◆ Supplied data:
-- begin --
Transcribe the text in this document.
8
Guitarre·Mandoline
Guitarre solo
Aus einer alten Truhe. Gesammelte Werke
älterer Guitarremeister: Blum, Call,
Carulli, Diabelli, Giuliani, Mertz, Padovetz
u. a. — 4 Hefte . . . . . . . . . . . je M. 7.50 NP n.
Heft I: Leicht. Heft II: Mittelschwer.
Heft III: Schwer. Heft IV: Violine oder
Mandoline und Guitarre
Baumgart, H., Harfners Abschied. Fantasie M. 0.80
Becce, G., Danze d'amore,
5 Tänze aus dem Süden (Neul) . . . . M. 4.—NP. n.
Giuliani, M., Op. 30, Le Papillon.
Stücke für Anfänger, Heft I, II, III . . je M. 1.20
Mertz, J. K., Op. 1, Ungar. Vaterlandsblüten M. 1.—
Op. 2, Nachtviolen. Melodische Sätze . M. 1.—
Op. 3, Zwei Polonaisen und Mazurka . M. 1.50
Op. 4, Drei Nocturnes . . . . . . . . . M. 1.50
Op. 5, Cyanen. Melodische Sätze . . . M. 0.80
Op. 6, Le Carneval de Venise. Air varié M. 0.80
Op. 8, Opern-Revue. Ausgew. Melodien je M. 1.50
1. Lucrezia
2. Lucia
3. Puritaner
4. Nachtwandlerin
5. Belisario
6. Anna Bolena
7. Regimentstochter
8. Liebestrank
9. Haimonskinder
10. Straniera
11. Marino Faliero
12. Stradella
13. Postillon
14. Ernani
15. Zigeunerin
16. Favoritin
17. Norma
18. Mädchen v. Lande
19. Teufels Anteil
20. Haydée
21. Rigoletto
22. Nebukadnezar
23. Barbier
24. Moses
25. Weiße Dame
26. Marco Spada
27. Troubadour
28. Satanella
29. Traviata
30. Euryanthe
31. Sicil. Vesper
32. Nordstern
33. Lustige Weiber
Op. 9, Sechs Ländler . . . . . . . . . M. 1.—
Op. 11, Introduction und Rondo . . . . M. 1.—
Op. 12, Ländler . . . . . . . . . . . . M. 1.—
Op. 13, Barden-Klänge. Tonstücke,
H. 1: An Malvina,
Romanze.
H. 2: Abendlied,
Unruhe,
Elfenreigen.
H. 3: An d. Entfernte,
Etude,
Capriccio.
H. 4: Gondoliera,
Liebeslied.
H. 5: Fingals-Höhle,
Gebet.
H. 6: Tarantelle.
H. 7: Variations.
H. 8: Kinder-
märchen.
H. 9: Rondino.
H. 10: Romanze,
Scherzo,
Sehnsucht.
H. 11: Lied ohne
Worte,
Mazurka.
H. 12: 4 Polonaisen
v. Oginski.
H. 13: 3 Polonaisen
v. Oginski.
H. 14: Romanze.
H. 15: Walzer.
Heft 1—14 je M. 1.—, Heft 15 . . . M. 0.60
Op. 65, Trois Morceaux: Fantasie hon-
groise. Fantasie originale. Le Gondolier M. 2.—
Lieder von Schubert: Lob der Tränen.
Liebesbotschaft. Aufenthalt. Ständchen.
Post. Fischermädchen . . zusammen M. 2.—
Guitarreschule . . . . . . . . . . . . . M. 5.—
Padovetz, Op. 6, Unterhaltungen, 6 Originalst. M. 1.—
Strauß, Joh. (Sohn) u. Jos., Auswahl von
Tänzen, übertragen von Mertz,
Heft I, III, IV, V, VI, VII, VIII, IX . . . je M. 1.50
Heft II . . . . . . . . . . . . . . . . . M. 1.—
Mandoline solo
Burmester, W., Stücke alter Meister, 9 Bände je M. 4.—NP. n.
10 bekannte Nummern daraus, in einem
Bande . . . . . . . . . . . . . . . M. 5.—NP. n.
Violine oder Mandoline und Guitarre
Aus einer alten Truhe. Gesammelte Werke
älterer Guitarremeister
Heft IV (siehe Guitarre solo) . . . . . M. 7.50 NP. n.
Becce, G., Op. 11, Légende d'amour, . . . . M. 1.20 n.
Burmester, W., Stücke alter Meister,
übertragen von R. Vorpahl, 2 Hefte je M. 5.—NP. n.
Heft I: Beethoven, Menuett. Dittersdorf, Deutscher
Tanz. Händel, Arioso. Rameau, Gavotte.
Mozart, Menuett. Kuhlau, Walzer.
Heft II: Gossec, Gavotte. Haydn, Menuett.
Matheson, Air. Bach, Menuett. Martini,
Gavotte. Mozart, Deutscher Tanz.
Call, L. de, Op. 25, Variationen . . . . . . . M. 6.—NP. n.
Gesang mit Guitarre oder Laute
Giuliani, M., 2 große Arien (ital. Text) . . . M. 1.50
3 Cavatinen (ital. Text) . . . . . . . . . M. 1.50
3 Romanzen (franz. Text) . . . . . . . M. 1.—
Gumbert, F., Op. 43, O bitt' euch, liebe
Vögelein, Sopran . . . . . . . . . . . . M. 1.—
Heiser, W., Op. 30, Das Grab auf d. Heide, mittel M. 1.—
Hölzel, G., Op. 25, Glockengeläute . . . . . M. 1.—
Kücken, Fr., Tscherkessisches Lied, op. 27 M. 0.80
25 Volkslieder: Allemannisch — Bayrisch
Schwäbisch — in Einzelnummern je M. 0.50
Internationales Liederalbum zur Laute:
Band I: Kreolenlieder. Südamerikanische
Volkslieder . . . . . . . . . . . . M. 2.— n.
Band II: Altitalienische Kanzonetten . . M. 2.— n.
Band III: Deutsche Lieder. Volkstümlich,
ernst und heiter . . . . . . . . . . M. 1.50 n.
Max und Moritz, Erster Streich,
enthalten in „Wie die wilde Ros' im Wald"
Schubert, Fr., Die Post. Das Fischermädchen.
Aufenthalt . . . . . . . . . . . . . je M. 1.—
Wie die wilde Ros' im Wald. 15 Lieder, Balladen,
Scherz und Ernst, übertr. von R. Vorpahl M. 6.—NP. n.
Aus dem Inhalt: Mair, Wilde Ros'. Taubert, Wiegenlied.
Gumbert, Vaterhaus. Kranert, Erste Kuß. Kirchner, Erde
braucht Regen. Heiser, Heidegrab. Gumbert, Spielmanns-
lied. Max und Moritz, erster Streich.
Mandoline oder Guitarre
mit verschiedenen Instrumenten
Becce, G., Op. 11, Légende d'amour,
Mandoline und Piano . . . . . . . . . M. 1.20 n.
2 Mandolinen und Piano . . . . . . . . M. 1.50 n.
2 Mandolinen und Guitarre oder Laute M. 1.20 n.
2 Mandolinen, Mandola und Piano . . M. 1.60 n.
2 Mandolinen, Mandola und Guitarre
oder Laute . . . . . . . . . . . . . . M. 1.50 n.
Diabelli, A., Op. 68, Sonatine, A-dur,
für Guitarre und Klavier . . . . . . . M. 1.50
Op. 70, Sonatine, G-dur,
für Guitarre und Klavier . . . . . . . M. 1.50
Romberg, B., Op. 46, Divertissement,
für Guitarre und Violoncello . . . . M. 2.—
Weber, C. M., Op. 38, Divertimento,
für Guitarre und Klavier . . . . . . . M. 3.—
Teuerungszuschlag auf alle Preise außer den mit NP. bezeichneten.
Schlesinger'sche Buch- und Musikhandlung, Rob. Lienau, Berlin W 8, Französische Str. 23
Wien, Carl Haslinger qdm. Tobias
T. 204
-- end --
◆ Stated task:
Where a line above contains the word "Fischermädchen", copy that line.

◆ Exercise result:
Post. Fischermädchen . . zusammen M. 2.—
Schubert, Fr., Die Post. Das Fischermädchen.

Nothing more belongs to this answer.